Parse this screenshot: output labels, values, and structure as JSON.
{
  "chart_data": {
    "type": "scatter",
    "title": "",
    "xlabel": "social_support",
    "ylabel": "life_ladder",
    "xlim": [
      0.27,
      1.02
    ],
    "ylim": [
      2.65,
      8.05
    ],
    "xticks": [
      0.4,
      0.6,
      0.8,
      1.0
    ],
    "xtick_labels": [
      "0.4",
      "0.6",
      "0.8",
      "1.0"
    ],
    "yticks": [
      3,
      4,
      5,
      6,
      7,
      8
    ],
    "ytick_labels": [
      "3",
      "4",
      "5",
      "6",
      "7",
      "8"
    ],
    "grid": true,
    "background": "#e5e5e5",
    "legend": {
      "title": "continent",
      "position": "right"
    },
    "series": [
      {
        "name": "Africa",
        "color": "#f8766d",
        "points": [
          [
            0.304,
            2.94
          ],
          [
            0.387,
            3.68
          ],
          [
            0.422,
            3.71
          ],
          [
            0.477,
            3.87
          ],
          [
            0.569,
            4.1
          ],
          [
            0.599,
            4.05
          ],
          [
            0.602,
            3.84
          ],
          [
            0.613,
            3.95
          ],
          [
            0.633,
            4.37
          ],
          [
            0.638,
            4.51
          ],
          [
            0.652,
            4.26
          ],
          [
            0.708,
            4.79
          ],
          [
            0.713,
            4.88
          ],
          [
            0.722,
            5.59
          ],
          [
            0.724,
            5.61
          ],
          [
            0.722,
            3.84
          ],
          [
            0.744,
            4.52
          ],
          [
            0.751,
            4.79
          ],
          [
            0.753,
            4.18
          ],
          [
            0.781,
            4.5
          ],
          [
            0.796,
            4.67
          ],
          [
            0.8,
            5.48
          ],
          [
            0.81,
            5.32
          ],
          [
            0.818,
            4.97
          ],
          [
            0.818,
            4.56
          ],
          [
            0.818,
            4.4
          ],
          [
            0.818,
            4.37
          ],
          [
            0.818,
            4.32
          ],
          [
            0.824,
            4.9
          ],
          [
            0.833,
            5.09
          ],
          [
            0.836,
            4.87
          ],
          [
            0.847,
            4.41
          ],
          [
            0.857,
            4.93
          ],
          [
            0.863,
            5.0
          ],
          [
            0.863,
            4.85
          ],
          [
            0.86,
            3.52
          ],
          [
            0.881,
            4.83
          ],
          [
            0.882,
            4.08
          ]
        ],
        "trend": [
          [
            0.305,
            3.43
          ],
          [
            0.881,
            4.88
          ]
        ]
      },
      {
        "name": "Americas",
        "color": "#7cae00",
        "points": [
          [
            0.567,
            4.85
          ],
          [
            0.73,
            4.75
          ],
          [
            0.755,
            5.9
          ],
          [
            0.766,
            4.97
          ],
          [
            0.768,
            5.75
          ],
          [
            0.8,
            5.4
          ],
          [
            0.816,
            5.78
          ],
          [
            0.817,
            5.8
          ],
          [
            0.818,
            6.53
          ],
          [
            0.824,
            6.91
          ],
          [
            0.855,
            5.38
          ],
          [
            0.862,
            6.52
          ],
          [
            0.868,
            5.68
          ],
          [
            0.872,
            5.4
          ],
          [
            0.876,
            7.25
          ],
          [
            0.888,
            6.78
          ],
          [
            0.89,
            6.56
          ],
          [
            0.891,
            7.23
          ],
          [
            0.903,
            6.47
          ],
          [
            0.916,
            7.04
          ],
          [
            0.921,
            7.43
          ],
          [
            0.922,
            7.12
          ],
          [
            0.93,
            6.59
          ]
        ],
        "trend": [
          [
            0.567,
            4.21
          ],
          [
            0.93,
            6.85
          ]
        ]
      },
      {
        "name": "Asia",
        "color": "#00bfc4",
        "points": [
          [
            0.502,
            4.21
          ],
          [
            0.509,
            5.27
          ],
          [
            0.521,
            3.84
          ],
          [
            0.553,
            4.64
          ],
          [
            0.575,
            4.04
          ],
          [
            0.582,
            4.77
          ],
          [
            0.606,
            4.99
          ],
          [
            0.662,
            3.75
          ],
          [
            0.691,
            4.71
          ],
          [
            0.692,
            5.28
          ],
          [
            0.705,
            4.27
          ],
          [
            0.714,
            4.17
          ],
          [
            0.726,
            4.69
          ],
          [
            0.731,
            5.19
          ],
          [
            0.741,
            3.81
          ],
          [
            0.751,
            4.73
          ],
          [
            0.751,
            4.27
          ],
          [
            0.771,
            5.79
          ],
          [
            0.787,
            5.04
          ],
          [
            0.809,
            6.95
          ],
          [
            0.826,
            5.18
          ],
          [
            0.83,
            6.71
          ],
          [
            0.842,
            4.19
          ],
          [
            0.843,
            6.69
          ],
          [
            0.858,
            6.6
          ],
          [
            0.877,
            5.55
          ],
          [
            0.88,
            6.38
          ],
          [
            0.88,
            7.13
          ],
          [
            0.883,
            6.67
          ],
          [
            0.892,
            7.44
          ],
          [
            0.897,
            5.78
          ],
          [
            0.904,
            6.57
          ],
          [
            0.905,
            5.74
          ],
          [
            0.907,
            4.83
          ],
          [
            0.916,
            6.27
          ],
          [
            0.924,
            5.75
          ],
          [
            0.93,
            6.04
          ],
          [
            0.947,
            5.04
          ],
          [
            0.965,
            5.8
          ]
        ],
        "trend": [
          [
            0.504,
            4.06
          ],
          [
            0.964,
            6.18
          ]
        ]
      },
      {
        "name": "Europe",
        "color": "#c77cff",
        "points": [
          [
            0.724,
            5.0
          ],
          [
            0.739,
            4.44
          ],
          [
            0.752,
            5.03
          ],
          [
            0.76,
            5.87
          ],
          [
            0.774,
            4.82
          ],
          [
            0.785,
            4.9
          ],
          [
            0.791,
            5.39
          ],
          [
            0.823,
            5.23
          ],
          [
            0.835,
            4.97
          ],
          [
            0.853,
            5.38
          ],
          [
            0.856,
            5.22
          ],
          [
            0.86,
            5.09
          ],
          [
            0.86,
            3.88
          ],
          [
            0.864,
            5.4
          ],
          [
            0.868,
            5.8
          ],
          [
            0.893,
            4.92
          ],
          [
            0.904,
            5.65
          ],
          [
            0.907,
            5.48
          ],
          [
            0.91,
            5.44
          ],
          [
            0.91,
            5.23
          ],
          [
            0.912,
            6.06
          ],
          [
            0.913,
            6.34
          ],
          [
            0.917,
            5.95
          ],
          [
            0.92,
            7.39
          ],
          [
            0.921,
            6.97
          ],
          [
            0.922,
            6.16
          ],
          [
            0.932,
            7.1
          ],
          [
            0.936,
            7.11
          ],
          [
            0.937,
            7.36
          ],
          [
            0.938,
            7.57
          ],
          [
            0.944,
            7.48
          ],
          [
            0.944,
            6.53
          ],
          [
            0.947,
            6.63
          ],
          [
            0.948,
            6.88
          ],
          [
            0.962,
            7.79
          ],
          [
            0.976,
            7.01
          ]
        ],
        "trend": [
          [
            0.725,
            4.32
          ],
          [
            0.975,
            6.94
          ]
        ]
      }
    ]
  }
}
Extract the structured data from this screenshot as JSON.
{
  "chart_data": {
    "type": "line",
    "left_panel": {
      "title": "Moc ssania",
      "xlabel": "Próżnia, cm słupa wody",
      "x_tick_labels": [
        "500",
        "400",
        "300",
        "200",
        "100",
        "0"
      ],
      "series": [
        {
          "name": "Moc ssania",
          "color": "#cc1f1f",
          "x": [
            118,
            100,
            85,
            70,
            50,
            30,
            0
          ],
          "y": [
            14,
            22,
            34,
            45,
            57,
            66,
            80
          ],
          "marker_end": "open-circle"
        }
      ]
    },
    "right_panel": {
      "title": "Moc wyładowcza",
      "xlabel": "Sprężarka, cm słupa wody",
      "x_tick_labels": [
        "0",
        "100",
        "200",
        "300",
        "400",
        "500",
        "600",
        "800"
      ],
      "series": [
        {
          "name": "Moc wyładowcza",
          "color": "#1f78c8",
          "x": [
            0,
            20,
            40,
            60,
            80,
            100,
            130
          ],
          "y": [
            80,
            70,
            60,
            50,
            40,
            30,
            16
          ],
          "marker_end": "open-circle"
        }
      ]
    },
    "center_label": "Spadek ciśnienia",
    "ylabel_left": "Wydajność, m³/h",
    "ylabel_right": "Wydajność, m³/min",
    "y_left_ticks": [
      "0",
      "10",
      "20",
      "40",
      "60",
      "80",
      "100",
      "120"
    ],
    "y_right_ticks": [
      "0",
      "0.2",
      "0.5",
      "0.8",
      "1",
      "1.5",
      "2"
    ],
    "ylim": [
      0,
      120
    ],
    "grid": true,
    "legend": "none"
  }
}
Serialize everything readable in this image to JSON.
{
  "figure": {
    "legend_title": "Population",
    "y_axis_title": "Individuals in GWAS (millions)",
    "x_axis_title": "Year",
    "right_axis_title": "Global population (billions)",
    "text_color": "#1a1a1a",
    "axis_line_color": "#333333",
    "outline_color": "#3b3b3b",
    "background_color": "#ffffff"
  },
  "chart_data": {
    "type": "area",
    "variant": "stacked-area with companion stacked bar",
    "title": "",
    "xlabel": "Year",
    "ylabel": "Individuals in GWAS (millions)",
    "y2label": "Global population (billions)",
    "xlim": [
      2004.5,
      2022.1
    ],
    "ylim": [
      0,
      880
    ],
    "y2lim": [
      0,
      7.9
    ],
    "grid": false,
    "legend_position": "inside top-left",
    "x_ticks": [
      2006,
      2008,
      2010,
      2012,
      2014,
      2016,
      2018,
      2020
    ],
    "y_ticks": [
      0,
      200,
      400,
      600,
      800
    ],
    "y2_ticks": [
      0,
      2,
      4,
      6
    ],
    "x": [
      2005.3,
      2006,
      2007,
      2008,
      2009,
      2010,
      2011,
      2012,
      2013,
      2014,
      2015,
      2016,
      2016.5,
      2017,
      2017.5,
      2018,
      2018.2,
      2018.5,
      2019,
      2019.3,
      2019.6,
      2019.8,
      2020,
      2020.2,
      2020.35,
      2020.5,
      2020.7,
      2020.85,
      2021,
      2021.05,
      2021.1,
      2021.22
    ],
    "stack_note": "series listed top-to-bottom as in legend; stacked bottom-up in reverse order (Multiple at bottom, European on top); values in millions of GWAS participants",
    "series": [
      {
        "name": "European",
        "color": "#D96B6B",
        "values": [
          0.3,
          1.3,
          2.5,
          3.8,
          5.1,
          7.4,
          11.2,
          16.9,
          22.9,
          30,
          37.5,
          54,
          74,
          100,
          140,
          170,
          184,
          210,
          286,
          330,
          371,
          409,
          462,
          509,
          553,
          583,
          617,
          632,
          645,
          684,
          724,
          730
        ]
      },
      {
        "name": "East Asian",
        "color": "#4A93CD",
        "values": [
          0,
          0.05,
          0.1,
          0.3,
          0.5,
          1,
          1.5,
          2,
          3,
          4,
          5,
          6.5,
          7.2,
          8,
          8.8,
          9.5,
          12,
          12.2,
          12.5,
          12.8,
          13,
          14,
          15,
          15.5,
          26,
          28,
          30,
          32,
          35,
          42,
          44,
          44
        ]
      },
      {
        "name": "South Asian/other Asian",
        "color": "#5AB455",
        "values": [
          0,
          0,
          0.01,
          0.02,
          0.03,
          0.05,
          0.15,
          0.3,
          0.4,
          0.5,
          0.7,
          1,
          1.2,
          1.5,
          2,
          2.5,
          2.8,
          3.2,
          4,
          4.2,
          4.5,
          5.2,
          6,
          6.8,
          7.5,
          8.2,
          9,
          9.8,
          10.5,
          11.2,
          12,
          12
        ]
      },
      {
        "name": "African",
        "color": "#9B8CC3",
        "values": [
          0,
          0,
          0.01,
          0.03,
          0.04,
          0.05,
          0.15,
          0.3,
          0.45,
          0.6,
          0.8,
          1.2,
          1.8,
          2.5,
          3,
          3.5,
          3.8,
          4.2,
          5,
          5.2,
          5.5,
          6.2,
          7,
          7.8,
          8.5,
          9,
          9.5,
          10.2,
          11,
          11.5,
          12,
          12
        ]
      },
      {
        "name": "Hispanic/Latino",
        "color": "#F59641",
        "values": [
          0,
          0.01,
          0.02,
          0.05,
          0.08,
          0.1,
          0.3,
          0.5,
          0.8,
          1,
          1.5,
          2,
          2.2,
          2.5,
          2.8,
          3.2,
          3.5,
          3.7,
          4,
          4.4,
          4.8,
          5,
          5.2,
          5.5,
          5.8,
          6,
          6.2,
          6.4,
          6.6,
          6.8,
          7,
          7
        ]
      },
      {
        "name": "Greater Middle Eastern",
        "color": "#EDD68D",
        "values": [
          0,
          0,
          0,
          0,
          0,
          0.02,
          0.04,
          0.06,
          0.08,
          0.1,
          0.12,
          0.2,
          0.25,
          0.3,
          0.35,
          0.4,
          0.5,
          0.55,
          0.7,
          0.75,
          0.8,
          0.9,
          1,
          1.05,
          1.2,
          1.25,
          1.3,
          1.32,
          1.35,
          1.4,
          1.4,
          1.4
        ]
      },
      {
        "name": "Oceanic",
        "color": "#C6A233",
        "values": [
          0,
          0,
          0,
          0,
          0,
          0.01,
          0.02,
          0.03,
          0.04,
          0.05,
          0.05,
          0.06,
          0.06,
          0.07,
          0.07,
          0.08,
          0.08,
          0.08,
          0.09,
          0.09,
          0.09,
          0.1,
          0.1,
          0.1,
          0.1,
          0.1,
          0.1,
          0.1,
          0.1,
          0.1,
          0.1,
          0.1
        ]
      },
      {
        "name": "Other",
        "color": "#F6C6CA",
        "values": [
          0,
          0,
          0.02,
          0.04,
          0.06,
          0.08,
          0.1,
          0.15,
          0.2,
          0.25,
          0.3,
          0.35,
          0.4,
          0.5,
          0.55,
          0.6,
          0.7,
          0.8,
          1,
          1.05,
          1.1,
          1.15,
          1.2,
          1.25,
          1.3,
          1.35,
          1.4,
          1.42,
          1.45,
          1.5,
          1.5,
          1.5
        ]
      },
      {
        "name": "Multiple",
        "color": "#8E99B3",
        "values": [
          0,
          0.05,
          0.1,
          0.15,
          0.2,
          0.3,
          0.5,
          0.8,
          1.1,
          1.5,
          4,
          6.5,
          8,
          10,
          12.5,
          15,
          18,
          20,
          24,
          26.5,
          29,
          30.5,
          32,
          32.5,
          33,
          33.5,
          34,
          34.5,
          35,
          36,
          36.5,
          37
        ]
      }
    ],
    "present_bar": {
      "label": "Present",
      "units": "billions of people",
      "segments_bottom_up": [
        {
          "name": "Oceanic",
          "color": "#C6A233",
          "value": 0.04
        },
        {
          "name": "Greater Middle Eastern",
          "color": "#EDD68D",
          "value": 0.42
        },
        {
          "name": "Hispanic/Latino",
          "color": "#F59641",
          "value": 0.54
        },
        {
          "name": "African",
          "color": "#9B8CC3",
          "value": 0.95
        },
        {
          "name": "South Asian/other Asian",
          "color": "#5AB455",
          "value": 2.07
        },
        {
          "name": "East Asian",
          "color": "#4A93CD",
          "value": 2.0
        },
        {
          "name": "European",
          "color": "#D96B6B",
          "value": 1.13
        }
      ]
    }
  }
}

┄┄┄┄┄┄

Given instruction
From the data, list each line in which the string "Latino" appears.

Exercise solution
        "name": "Hispanic/Latino",
          "name": "Hispanic/Latino",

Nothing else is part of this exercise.